- **Task input**:
# # # #

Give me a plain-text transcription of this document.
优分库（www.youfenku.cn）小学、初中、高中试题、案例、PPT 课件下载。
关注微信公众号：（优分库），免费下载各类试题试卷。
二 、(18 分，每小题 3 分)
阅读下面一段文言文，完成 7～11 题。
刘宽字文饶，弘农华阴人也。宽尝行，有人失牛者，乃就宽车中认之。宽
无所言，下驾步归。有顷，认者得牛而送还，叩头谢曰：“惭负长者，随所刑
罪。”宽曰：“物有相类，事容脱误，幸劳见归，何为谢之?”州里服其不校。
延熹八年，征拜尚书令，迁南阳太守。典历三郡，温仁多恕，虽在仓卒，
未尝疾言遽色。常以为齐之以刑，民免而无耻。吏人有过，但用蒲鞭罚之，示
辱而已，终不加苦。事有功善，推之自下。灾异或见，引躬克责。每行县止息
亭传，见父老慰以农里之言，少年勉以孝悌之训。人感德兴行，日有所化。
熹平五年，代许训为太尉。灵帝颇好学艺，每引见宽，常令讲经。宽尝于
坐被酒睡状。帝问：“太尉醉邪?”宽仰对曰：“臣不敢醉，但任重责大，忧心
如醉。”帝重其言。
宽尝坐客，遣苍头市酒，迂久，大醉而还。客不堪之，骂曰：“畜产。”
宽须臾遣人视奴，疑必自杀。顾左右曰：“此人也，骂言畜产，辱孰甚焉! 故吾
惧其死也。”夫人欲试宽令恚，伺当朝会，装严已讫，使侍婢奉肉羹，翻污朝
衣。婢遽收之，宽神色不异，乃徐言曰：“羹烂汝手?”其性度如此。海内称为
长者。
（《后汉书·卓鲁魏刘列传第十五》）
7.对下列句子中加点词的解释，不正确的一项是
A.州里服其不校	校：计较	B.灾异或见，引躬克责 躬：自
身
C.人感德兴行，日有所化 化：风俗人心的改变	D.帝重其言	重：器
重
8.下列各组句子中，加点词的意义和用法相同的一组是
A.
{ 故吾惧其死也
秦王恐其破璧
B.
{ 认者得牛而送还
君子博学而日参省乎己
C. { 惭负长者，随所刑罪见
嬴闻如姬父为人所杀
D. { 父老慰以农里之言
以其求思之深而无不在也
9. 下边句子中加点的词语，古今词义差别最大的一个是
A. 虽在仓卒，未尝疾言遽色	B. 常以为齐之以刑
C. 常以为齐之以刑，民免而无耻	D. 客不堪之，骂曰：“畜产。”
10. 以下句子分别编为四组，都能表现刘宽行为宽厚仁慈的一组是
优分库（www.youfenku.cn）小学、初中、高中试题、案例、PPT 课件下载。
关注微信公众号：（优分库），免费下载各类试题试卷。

# # # #

- **Problem description**:
Take the lines above and print them exactly.

- **Correct output**:
Give me a plain-text transcription of this document.
优分库（www.youfenku.cn）小学、初中、高中试题、案例、PPT 课件下载。
关注微信公众号：（优分库），免费下载各类试题试卷。
二 、(18 分，每小题 3 分)
阅读下面一段文言文，完成 7～11 题。
刘宽字文饶，弘农华阴人也。宽尝行，有人失牛者，乃就宽车中认之。宽
无所言，下驾步归。有顷，认者得牛而送还，叩头谢曰：“惭负长者，随所刑
罪。”宽曰：“物有相类，事容脱误，幸劳见归，何为谢之?”州里服其不校。
延熹八年，征拜尚书令，迁南阳太守。典历三郡，温仁多恕，虽在仓卒，
未尝疾言遽色。常以为齐之以刑，民免而无耻。吏人有过，但用蒲鞭罚之，示
辱而已，终不加苦。事有功善，推之自下。灾异或见，引躬克责。每行县止息
亭传，见父老慰以农里之言，少年勉以孝悌之训。人感德兴行，日有所化。
熹平五年，代许训为太尉。灵帝颇好学艺，每引见宽，常令讲经。宽尝于
坐被酒睡状。帝问：“太尉醉邪?”宽仰对曰：“臣不敢醉，但任重责大，忧心
如醉。”帝重其言。
宽尝坐客，遣苍头市酒，迂久，大醉而还。客不堪之，骂曰：“畜产。”
宽须臾遣人视奴，疑必自杀。顾左右曰：“此人也，骂言畜产，辱孰甚焉! 故吾
惧其死也。”夫人欲试宽令恚，伺当朝会，装严已讫，使侍婢奉肉羹，翻污朝
衣。婢遽收之，宽神色不异，乃徐言曰：“羹烂汝手?”其性度如此。海内称为
长者。
（《后汉书·卓鲁魏刘列传第十五》）
7.对下列句子中加点词的解释，不正确的一项是
A.州里服其不校	校：计较	B.灾异或见，引躬克责 躬：自
身
C.人感德兴行，日有所化 化：风俗人心的改变	D.帝重其言	重：器
重
8.下列各组句子中，加点词的意义和用法相同的一组是
A.
{ 故吾惧其死也
秦王恐其破璧
B.
{ 认者得牛而送还
君子博学而日参省乎己
C. { 惭负长者，随所刑罪见
嬴闻如姬父为人所杀
D. { 父老慰以农里之言
以其求思之深而无不在也
9. 下边句子中加点的词语，古今词义差别最大的一个是
A. 虽在仓卒，未尝疾言遽色	B. 常以为齐之以刑
C. 常以为齐之以刑，民免而无耻	D. 客不堪之，骂曰：“畜产。”
10. 以下句子分别编为四组，都能表现刘宽行为宽厚仁慈的一组是
优分库（www.youfenku.cn）小学、初中、高中试题、案例、PPT 课件下载。
关注微信公众号：（优分库），免费下载各类试题试卷。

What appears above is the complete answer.